— Instruction —
Using the data below, copy each line that includes the word "characteristics".

— Supplied entries —
++++++++

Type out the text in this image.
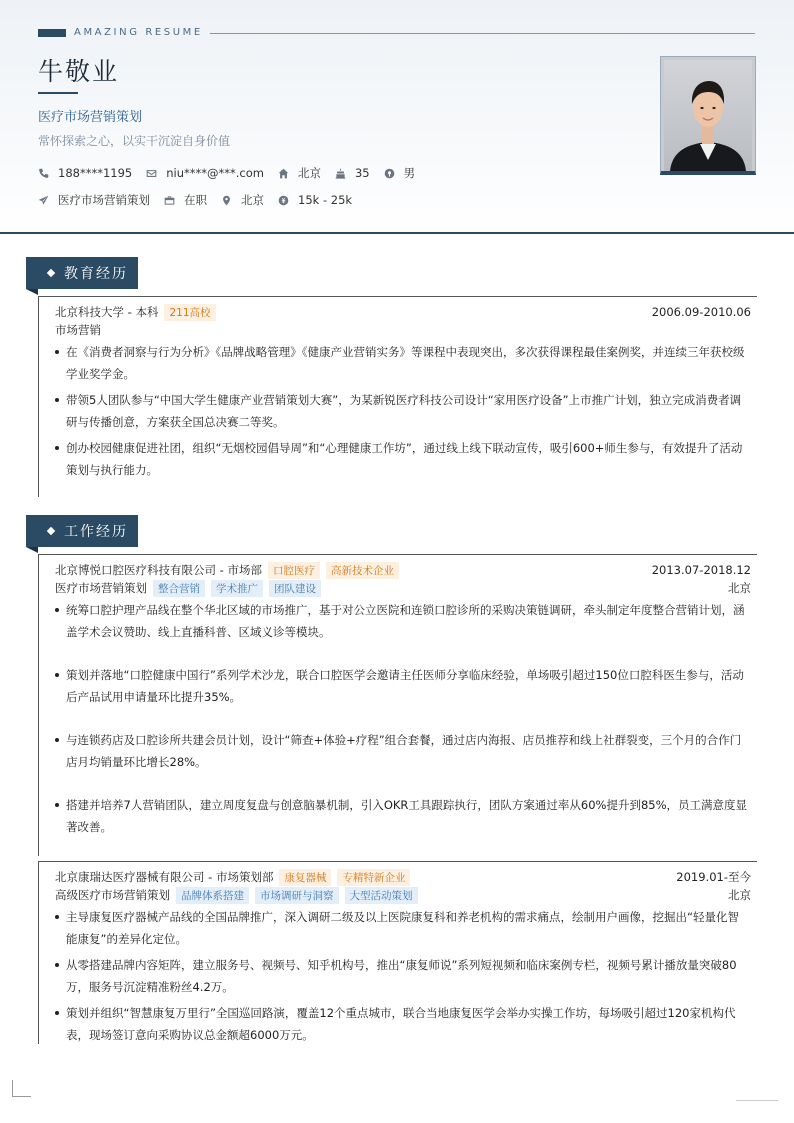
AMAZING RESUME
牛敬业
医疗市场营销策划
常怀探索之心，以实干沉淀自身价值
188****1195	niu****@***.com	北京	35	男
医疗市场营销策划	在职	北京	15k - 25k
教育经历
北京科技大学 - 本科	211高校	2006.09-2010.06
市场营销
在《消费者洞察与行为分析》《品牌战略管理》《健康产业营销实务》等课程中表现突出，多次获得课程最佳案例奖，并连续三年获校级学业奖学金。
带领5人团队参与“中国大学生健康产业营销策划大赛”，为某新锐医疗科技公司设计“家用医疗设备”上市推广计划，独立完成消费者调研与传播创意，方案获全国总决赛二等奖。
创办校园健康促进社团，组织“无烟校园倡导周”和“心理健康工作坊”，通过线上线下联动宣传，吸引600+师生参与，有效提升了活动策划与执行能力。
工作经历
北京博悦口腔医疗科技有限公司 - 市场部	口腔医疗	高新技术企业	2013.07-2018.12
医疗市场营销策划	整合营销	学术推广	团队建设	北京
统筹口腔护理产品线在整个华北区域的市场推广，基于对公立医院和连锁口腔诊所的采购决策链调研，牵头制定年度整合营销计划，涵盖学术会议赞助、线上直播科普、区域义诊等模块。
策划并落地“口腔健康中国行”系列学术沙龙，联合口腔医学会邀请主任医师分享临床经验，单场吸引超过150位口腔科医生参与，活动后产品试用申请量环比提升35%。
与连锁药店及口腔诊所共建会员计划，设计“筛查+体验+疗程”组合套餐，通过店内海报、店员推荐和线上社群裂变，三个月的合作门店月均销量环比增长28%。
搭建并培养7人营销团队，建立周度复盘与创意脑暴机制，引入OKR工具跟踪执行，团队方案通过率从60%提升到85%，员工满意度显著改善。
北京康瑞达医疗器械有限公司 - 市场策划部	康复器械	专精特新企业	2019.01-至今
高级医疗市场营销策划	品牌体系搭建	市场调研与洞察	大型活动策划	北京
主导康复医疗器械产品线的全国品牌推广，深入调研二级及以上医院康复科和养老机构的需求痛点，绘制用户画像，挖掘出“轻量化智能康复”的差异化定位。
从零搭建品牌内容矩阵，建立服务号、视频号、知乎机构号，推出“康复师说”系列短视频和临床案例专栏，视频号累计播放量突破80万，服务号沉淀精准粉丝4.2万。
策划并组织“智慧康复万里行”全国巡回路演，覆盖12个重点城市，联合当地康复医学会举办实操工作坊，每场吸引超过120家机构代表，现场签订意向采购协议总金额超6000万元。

++++++++

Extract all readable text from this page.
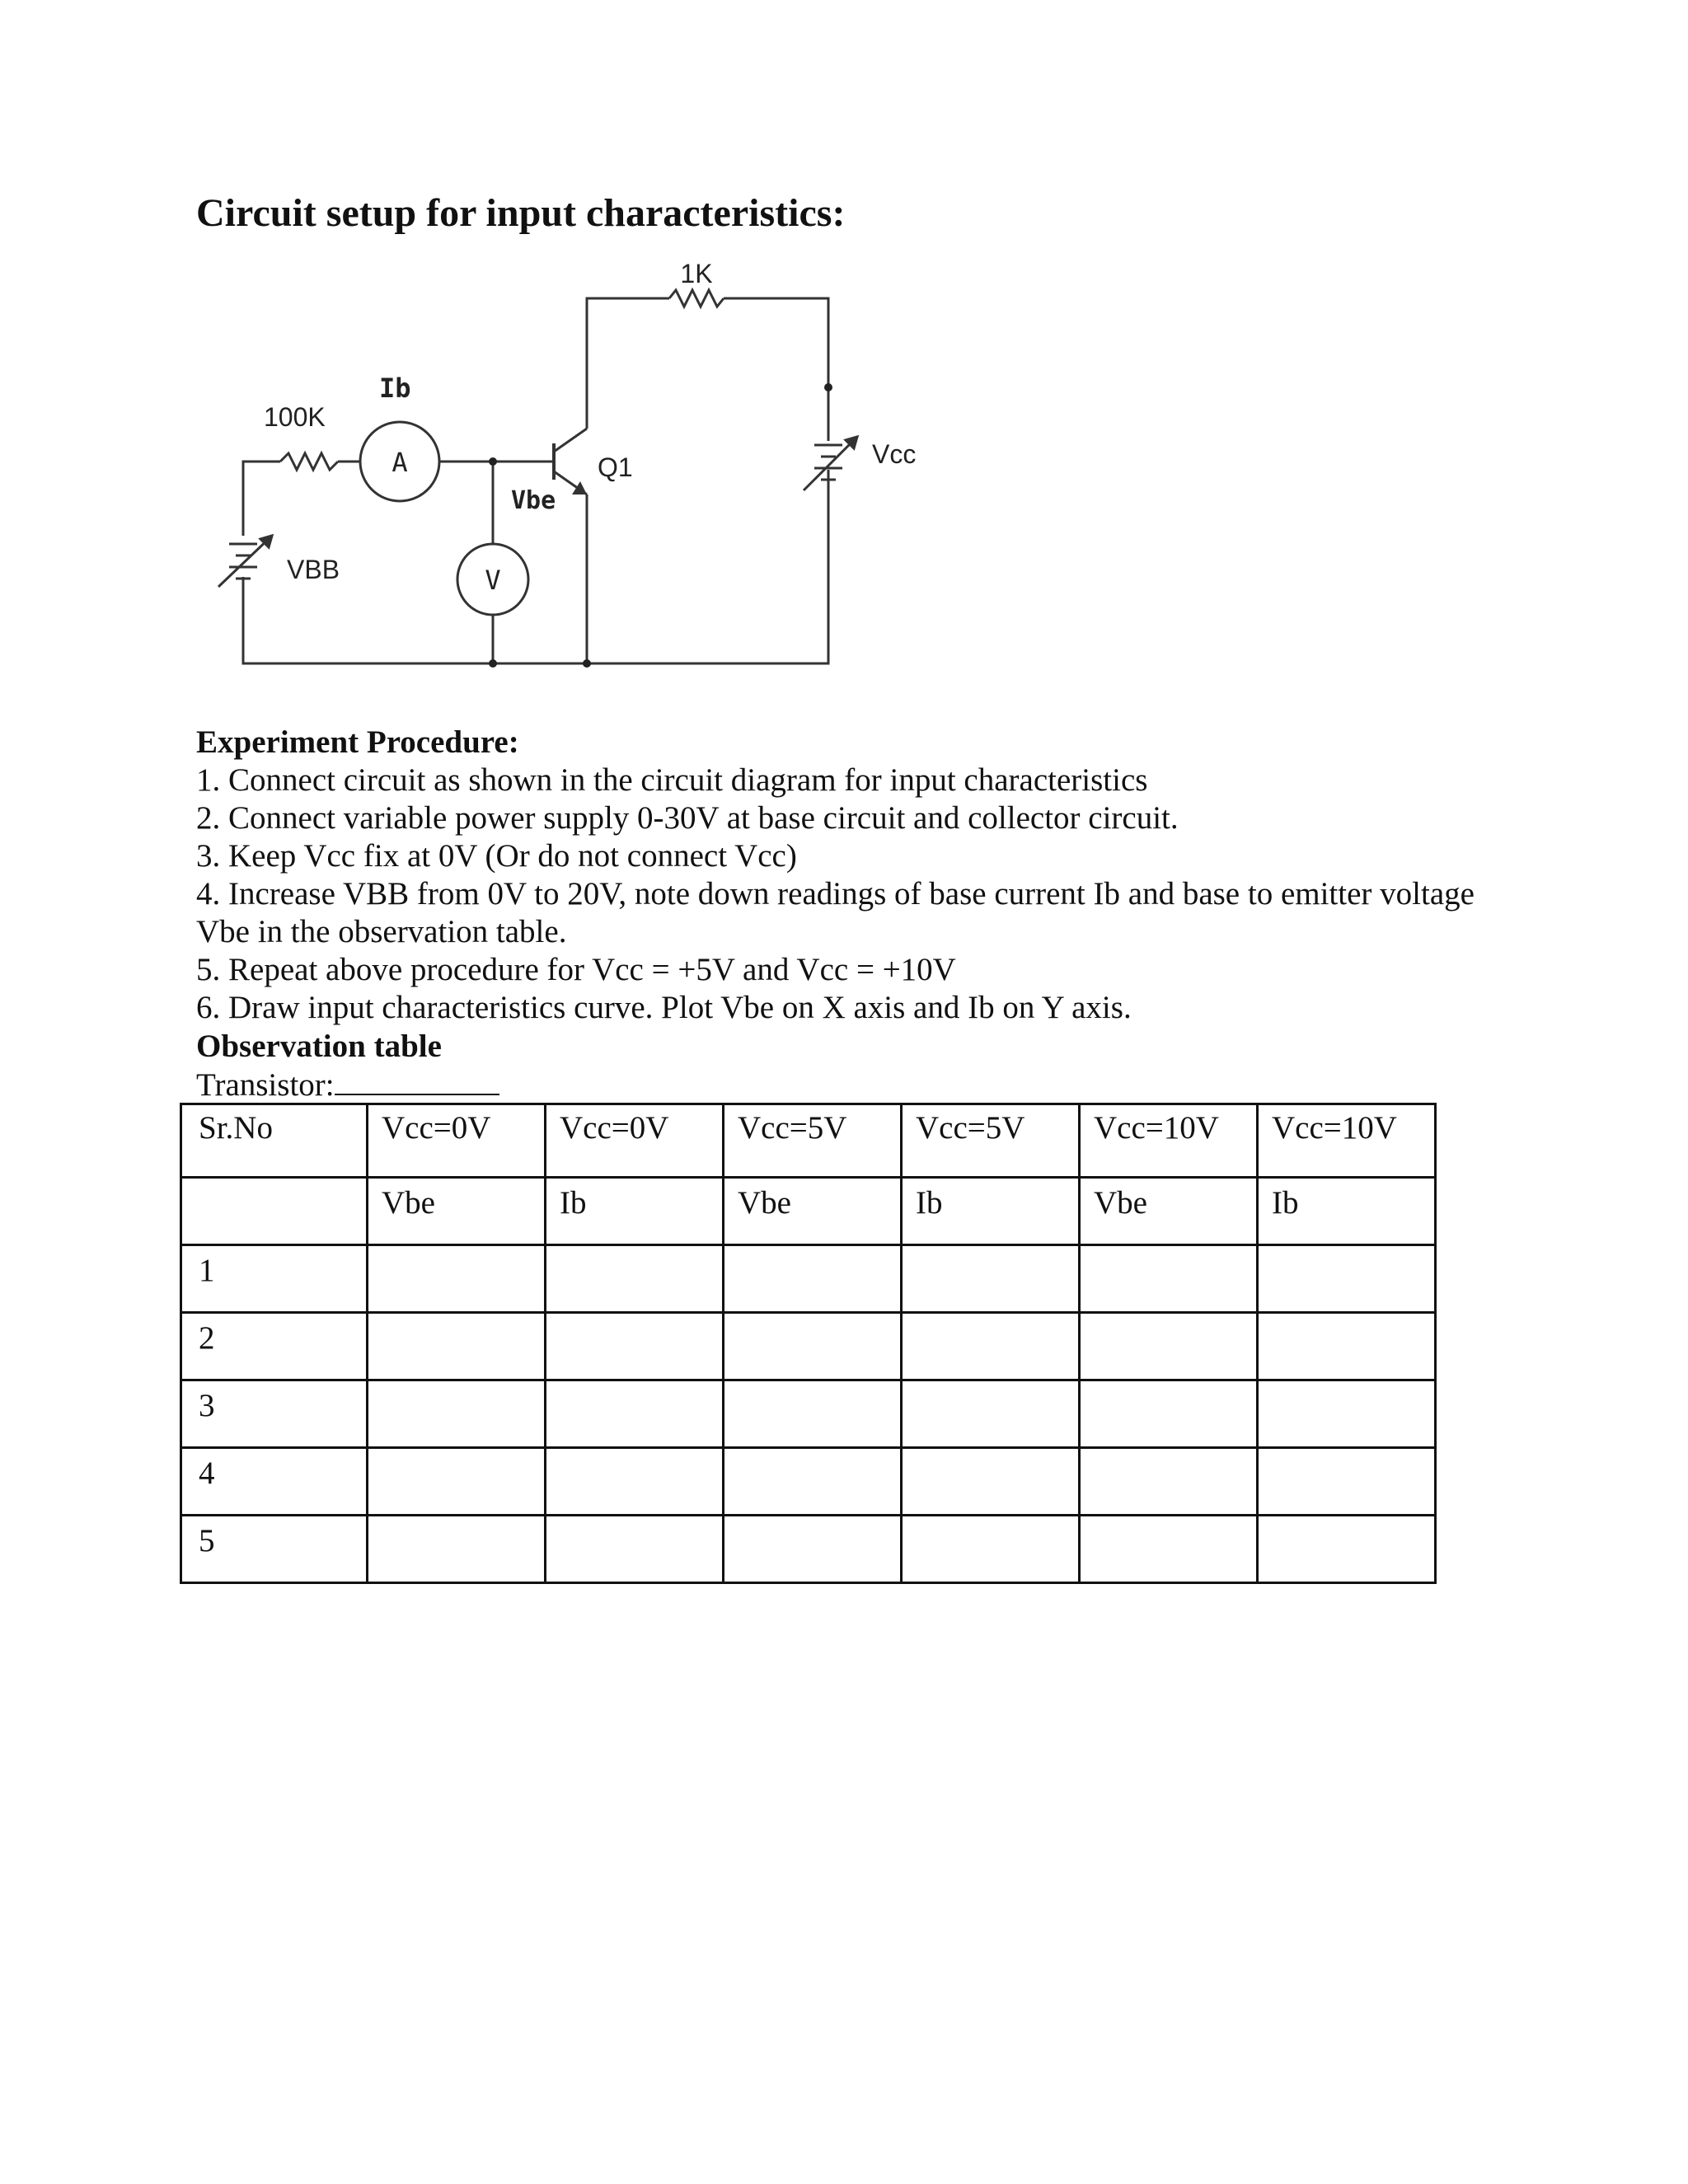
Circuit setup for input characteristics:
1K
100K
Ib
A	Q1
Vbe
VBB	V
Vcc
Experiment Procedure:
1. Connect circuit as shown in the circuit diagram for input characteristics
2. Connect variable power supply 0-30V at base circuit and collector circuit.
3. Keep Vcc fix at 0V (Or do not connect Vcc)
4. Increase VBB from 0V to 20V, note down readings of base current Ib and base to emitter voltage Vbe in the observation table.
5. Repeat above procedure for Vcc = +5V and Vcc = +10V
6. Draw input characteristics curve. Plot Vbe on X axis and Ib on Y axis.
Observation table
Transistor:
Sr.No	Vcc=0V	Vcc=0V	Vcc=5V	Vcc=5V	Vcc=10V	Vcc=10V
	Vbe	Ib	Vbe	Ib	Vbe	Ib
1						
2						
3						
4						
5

++++++++

— Answer below —
Circuit setup for input characteristics:
1. Connect circuit as shown in the circuit diagram for input characteristics
6. Draw input characteristics curve. Plot Vbe on X axis and Ib on Y axis.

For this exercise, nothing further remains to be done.